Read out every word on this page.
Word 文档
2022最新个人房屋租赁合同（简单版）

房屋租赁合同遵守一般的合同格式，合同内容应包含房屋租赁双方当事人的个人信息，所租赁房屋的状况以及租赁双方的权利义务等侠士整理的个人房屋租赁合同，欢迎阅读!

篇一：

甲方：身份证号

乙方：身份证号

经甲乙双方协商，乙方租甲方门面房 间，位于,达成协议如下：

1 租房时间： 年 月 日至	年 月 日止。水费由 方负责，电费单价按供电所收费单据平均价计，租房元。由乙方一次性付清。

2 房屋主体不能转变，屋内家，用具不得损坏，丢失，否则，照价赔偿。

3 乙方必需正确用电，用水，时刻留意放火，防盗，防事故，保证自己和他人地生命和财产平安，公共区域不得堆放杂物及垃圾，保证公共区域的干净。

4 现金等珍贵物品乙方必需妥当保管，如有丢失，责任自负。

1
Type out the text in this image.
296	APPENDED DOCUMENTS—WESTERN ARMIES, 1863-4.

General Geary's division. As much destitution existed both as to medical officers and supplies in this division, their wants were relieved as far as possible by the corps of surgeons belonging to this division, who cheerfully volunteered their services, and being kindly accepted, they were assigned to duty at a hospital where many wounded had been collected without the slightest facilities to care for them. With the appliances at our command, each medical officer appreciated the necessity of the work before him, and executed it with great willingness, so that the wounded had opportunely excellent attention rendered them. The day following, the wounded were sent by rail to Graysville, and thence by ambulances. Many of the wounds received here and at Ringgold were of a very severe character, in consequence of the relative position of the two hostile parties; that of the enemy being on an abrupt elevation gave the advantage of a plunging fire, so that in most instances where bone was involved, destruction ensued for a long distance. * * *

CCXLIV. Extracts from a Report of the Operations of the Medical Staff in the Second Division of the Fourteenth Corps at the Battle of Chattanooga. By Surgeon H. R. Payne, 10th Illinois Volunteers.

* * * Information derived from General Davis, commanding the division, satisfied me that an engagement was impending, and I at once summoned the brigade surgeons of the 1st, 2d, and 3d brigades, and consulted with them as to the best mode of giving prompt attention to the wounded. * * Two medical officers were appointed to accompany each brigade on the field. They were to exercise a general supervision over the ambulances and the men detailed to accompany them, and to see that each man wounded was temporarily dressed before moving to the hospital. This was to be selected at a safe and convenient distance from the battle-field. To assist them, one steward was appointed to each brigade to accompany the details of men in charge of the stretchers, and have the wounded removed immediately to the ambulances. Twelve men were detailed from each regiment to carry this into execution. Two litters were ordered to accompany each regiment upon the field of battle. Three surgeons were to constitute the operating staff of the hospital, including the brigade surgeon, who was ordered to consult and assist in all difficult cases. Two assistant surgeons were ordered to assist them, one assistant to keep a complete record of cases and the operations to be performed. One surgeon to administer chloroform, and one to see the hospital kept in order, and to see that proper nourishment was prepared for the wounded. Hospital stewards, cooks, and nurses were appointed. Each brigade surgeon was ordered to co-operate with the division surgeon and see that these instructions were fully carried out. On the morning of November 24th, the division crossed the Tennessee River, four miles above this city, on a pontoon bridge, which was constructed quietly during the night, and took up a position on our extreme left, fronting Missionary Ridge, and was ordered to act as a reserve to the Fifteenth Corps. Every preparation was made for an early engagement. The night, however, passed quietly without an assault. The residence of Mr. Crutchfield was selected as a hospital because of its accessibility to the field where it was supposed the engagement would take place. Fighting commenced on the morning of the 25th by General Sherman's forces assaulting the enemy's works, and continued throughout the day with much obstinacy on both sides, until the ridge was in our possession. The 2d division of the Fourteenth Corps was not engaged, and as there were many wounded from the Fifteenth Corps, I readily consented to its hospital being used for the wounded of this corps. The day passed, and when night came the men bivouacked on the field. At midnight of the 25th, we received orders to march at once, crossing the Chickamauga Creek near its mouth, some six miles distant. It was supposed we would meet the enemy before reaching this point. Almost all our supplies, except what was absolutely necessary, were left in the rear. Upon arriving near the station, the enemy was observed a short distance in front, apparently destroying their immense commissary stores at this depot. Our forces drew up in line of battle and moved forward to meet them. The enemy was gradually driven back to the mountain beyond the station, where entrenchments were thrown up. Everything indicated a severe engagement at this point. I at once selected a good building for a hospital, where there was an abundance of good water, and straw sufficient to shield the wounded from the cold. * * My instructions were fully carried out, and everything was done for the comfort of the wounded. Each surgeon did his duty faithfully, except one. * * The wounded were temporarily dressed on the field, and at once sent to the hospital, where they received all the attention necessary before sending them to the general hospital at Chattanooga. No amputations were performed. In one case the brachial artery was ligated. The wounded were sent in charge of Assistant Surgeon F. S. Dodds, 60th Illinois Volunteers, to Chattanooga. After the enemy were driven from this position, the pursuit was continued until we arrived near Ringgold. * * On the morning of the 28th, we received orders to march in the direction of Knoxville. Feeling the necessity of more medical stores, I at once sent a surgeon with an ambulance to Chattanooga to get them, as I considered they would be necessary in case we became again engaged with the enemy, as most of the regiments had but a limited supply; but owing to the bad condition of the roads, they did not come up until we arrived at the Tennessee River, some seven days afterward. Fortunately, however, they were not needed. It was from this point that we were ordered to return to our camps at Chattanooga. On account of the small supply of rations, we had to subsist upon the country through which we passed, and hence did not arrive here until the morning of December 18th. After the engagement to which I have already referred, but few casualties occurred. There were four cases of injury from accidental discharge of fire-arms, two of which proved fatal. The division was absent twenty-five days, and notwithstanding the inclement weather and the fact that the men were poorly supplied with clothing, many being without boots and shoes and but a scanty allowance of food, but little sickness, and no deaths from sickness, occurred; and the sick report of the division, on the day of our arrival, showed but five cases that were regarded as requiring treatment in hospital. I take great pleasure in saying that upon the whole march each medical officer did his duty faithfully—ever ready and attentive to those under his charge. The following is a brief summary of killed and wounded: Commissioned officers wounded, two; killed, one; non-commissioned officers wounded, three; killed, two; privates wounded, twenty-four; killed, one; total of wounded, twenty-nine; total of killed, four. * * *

-- Task --
Write out the listing once more, matching it exactly.

-- Solved problem --
Read out every word on this page.
Word 文档
2022最新个人房屋租赁合同（简单版）

房屋租赁合同遵守一般的合同格式，合同内容应包含房屋租赁双方当事人的个人信息，所租赁房屋的状况以及租赁双方的权利义务等侠士整理的个人房屋租赁合同，欢迎阅读!

篇一：

甲方：身份证号

乙方：身份证号

经甲乙双方协商，乙方租甲方门面房 间，位于,达成协议如下：

1 租房时间： 年 月 日至	年 月 日止。水费由 方负责，电费单价按供电所收费单据平均价计，租房元。由乙方一次性付清。

2 房屋主体不能转变，屋内家，用具不得损坏，丢失，否则，照价赔偿。

3 乙方必需正确用电，用水，时刻留意放火，防盗，防事故，保证自己和他人地生命和财产平安，公共区域不得堆放杂物及垃圾，保证公共区域的干净。

4 现金等珍贵物品乙方必需妥当保管，如有丢失，责任自负。

1
Type out the text in this image.
296	APPENDED DOCUMENTS—WESTERN ARMIES, 1863-4.

General Geary's division. As much destitution existed both as to medical officers and supplies in this division, their wants were relieved as far as possible by the corps of surgeons belonging to this division, who cheerfully volunteered their services, and being kindly accepted, they were assigned to duty at a hospital where many wounded had been collected without the slightest facilities to care for them. With the appliances at our command, each medical officer appreciated the necessity of the work before him, and executed it with great willingness, so that the wounded had opportunely excellent attention rendered them. The day following, the wounded were sent by rail to Graysville, and thence by ambulances. Many of the wounds received here and at Ringgold were of a very severe character, in consequence of the relative position of the two hostile parties; that of the enemy being on an abrupt elevation gave the advantage of a plunging fire, so that in most instances where bone was involved, destruction ensued for a long distance. * * *

CCXLIV. Extracts from a Report of the Operations of the Medical Staff in the Second Division of the Fourteenth Corps at the Battle of Chattanooga. By Surgeon H. R. Payne, 10th Illinois Volunteers.

* * * Information derived from General Davis, commanding the division, satisfied me that an engagement was impending, and I at once summoned the brigade surgeons of the 1st, 2d, and 3d brigades, and consulted with them as to the best mode of giving prompt attention to the wounded. * * Two medical officers were appointed to accompany each brigade on the field. They were to exercise a general supervision over the ambulances and the men detailed to accompany them, and to see that each man wounded was temporarily dressed before moving to the hospital. This was to be selected at a safe and convenient distance from the battle-field. To assist them, one steward was appointed to each brigade to accompany the details of men in charge of the stretchers, and have the wounded removed immediately to the ambulances. Twelve men were detailed from each regiment to carry this into execution. Two litters were ordered to accompany each regiment upon the field of battle. Three surgeons were to constitute the operating staff of the hospital, including the brigade surgeon, who was ordered to consult and assist in all difficult cases. Two assistant surgeons were ordered to assist them, one assistant to keep a complete record of cases and the operations to be performed. One surgeon to administer chloroform, and one to see the hospital kept in order, and to see that proper nourishment was prepared for the wounded. Hospital stewards, cooks, and nurses were appointed. Each brigade surgeon was ordered to co-operate with the division surgeon and see that these instructions were fully carried out. On the morning of November 24th, the division crossed the Tennessee River, four miles above this city, on a pontoon bridge, which was constructed quietly during the night, and took up a position on our extreme left, fronting Missionary Ridge, and was ordered to act as a reserve to the Fifteenth Corps. Every preparation was made for an early engagement. The night, however, passed quietly without an assault. The residence of Mr. Crutchfield was selected as a hospital because of its accessibility to the field where it was supposed the engagement would take place. Fighting commenced on the morning of the 25th by General Sherman's forces assaulting the enemy's works, and continued throughout the day with much obstinacy on both sides, until the ridge was in our possession. The 2d division of the Fourteenth Corps was not engaged, and as there were many wounded from the Fifteenth Corps, I readily consented to its hospital being used for the wounded of this corps. The day passed, and when night came the men bivouacked on the field. At midnight of the 25th, we received orders to march at once, crossing the Chickamauga Creek near its mouth, some six miles distant. It was supposed we would meet the enemy before reaching this point. Almost all our supplies, except what was absolutely necessary, were left in the rear. Upon arriving near the station, the enemy was observed a short distance in front, apparently destroying their immense commissary stores at this depot. Our forces drew up in line of battle and moved forward to meet them. The enemy was gradually driven back to the mountain beyond the station, where entrenchments were thrown up. Everything indicated a severe engagement at this point. I at once selected a good building for a hospital, where there was an abundance of good water, and straw sufficient to shield the wounded from the cold. * * My instructions were fully carried out, and everything was done for the comfort of the wounded. Each surgeon did his duty faithfully, except one. * * The wounded were temporarily dressed on the field, and at once sent to the hospital, where they received all the attention necessary before sending them to the general hospital at Chattanooga. No amputations were performed. In one case the brachial artery was ligated. The wounded were sent in charge of Assistant Surgeon F. S. Dodds, 60th Illinois Volunteers, to Chattanooga. After the enemy were driven from this position, the pursuit was continued until we arrived near Ringgold. * * On the morning of the 28th, we received orders to march in the direction of Knoxville. Feeling the necessity of more medical stores, I at once sent a surgeon with an ambulance to Chattanooga to get them, as I considered they would be necessary in case we became again engaged with the enemy, as most of the regiments had but a limited supply; but owing to the bad condition of the roads, they did not come up until we arrived at the Tennessee River, some seven days afterward. Fortunately, however, they were not needed. It was from this point that we were ordered to return to our camps at Chattanooga. On account of the small supply of rations, we had to subsist upon the country through which we passed, and hence did not arrive here until the morning of December 18th. After the engagement to which I have already referred, but few casualties occurred. There were four cases of injury from accidental discharge of fire-arms, two of which proved fatal. The division was absent twenty-five days, and notwithstanding the inclement weather and the fact that the men were poorly supplied with clothing, many being without boots and shoes and but a scanty allowance of food, but little sickness, and no deaths from sickness, occurred; and the sick report of the division, on the day of our arrival, showed but five cases that were regarded as requiring treatment in hospital. I take great pleasure in saying that upon the whole march each medical officer did his duty faithfully—ever ready and attentive to those under his charge. The following is a brief summary of killed and wounded: Commissioned officers wounded, two; killed, one; non-commissioned officers wounded, three; killed, two; privates wounded, twenty-four; killed, one; total of wounded, twenty-nine; total of killed, four. * * *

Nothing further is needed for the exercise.